— start of Data for this task —

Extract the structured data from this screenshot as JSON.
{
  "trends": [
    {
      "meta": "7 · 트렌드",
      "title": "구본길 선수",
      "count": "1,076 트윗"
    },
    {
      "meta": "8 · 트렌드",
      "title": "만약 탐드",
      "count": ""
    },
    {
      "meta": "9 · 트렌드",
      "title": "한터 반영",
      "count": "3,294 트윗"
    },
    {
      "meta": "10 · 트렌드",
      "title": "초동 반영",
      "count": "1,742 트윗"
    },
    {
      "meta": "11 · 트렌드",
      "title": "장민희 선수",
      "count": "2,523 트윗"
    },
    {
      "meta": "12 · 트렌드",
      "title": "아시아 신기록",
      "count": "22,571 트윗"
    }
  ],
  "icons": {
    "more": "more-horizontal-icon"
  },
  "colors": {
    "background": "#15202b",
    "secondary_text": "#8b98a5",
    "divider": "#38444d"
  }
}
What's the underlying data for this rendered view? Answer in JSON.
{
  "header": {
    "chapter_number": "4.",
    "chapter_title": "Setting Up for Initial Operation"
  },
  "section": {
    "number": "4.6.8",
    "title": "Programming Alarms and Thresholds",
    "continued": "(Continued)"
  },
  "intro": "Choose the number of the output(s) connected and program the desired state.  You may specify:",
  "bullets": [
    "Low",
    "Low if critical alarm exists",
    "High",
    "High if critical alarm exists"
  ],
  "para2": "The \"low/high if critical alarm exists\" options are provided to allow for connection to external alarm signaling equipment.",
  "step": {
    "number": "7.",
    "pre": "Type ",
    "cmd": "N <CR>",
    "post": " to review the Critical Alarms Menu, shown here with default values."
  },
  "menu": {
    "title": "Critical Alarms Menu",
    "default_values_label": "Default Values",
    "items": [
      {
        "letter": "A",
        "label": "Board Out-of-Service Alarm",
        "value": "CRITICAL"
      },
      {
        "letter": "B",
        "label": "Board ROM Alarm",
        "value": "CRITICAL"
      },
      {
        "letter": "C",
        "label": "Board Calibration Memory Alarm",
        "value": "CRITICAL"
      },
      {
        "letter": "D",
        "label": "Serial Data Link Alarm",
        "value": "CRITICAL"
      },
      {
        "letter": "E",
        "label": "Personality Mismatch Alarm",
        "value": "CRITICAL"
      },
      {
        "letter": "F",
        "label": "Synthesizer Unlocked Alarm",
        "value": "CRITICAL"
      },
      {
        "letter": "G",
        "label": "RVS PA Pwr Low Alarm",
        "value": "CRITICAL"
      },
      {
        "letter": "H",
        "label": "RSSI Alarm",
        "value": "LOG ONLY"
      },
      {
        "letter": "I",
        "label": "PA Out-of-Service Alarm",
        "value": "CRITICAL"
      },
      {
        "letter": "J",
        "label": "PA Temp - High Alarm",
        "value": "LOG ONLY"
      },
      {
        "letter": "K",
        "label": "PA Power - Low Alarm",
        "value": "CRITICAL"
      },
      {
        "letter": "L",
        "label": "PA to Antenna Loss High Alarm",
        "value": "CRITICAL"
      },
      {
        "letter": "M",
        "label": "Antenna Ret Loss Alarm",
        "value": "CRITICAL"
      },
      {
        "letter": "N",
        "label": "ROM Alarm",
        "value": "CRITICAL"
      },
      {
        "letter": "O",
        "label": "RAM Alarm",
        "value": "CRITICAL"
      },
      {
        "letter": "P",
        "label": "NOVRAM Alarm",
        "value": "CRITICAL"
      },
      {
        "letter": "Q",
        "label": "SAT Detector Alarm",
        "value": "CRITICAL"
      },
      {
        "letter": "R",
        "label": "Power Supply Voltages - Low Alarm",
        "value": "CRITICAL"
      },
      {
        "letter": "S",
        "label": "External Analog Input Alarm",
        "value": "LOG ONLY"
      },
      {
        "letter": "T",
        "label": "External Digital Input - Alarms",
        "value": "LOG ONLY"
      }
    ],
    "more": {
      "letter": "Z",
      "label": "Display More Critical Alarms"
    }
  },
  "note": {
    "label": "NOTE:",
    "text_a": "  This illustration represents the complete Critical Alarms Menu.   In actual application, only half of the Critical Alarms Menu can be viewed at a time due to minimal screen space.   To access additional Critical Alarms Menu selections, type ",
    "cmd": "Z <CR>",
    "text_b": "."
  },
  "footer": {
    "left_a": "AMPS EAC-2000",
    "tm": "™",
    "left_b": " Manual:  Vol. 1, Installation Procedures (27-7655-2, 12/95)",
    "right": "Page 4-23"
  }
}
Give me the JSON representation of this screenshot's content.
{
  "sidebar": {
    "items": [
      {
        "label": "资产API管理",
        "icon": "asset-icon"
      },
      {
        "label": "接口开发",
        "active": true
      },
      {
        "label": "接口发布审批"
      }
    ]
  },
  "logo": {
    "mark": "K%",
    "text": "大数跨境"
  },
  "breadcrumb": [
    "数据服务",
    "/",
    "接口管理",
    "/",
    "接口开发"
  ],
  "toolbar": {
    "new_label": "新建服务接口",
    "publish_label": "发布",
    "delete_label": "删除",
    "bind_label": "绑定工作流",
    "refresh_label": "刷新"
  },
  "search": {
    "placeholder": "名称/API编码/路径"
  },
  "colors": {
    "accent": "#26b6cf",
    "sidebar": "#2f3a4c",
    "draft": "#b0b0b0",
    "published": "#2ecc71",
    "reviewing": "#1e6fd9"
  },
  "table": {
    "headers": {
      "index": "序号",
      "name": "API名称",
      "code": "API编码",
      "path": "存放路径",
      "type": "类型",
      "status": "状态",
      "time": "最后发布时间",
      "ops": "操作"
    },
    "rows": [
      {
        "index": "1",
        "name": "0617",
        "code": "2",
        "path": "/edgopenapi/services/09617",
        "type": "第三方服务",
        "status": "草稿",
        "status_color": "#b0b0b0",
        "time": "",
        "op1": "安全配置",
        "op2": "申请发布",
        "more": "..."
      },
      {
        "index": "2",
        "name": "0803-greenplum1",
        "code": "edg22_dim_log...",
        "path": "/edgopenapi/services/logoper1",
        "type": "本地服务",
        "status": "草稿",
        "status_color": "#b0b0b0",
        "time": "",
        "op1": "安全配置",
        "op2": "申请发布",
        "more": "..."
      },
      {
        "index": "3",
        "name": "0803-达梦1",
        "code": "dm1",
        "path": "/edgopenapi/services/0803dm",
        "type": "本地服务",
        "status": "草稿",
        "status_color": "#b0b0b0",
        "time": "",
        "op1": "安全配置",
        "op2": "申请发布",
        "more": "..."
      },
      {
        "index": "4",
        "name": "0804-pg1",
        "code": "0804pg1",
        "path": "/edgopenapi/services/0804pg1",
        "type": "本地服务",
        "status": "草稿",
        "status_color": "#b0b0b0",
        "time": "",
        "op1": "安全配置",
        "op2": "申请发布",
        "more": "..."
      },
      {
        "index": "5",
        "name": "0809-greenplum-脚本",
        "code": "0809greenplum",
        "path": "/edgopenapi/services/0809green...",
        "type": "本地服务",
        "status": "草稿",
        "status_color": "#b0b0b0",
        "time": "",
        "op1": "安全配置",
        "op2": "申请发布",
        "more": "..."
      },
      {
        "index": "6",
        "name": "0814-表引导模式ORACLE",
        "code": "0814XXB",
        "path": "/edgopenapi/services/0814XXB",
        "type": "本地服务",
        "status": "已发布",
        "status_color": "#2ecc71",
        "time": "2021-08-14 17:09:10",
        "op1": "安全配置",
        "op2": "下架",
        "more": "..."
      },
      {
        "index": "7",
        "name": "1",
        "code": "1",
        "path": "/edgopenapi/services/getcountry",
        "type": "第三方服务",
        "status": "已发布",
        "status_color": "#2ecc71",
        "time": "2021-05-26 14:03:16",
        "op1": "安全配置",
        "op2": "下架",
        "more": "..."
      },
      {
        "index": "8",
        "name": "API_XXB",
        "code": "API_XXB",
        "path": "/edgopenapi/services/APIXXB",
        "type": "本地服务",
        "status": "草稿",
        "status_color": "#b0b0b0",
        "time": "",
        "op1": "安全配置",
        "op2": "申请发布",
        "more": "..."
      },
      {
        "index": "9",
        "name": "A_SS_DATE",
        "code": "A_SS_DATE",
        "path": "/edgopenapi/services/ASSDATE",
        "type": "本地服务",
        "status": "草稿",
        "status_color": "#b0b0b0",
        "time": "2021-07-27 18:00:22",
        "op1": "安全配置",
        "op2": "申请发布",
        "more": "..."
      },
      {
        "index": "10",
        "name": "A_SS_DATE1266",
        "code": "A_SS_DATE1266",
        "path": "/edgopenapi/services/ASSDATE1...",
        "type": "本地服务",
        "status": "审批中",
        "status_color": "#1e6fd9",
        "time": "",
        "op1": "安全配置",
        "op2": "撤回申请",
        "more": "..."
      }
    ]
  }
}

— end of Data for this task —

Each line in the entries above that includes the string "index" should be extracted.

      "index": "序号",
        "index": "1",
        "index": "2",
        "index": "3",
        "index": "4",
        "index": "5",
        "index": "6",
        "index": "7",
        "index": "8",
        "index": "9",
        "index": "10",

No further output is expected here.